━━ Information given ━━
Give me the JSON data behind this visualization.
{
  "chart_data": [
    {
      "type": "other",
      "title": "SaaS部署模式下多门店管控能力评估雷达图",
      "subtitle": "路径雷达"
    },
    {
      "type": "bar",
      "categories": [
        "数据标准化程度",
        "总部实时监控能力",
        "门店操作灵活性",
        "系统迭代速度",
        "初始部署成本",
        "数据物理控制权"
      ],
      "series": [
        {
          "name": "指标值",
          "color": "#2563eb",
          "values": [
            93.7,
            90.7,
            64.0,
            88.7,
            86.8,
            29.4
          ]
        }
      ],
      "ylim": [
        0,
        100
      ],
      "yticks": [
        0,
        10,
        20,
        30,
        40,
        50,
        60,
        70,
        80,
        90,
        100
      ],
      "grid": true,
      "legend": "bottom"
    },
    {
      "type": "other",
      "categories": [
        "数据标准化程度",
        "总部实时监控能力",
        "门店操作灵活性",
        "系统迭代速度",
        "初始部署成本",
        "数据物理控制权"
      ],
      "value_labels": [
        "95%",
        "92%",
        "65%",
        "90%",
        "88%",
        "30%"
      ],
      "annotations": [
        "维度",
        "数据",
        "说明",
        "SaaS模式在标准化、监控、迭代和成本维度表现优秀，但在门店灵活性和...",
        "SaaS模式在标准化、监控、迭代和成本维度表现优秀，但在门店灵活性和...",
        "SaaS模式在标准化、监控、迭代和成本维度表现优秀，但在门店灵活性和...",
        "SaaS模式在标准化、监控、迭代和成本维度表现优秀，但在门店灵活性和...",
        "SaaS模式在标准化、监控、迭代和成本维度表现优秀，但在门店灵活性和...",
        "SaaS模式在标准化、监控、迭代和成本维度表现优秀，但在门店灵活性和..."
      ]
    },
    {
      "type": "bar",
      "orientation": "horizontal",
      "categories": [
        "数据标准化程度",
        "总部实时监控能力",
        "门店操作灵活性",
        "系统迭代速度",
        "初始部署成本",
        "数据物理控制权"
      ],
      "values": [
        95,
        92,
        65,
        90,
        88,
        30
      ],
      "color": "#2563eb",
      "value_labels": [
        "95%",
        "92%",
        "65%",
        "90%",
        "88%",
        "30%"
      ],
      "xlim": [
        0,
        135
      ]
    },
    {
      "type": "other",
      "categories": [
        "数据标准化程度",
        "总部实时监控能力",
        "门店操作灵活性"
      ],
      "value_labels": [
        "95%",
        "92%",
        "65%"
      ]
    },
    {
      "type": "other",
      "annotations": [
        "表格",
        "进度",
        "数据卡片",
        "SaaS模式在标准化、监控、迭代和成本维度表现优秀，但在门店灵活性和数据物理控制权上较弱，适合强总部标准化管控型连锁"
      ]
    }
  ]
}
━━━
Exercise goal:
Reproduce the records above exactly as they appear.

Response:
Give me the JSON data behind this visualization.
{
  "chart_data": [
    {
      "type": "other",
      "title": "SaaS部署模式下多门店管控能力评估雷达图",
      "subtitle": "路径雷达"
    },
    {
      "type": "bar",
      "categories": [
        "数据标准化程度",
        "总部实时监控能力",
        "门店操作灵活性",
        "系统迭代速度",
        "初始部署成本",
        "数据物理控制权"
      ],
      "series": [
        {
          "name": "指标值",
          "color": "#2563eb",
          "values": [
            93.7,
            90.7,
            64.0,
            88.7,
            86.8,
            29.4
          ]
        }
      ],
      "ylim": [
        0,
        100
      ],
      "yticks": [
        0,
        10,
        20,
        30,
        40,
        50,
        60,
        70,
        80,
        90,
        100
      ],
      "grid": true,
      "legend": "bottom"
    },
    {
      "type": "other",
      "categories": [
        "数据标准化程度",
        "总部实时监控能力",
        "门店操作灵活性",
        "系统迭代速度",
        "初始部署成本",
        "数据物理控制权"
      ],
      "value_labels": [
        "95%",
        "92%",
        "65%",
        "90%",
        "88%",
        "30%"
      ],
      "annotations": [
        "维度",
        "数据",
        "说明",
        "SaaS模式在标准化、监控、迭代和成本维度表现优秀，但在门店灵活性和...",
        "SaaS模式在标准化、监控、迭代和成本维度表现优秀，但在门店灵活性和...",
        "SaaS模式在标准化、监控、迭代和成本维度表现优秀，但在门店灵活性和...",
        "SaaS模式在标准化、监控、迭代和成本维度表现优秀，但在门店灵活性和...",
        "SaaS模式在标准化、监控、迭代和成本维度表现优秀，但在门店灵活性和...",
        "SaaS模式在标准化、监控、迭代和成本维度表现优秀，但在门店灵活性和..."
      ]
    },
    {
      "type": "bar",
      "orientation": "horizontal",
      "categories": [
        "数据标准化程度",
        "总部实时监控能力",
        "门店操作灵活性",
        "系统迭代速度",
        "初始部署成本",
        "数据物理控制权"
      ],
      "values": [
        95,
        92,
        65,
        90,
        88,
        30
      ],
      "color": "#2563eb",
      "value_labels": [
        "95%",
        "92%",
        "65%",
        "90%",
        "88%",
        "30%"
      ],
      "xlim": [
        0,
        135
      ]
    },
    {
      "type": "other",
      "categories": [
        "数据标准化程度",
        "总部实时监控能力",
        "门店操作灵活性"
      ],
      "value_labels": [
        "95%",
        "92%",
        "65%"
      ]
    },
    {
      "type": "other",
      "annotations": [
        "表格",
        "进度",
        "数据卡片",
        "SaaS模式在标准化、监控、迭代和成本维度表现优秀，但在门店灵活性和数据物理控制权上较弱，适合强总部标准化管控型连锁"
      ]
    }
  ]
}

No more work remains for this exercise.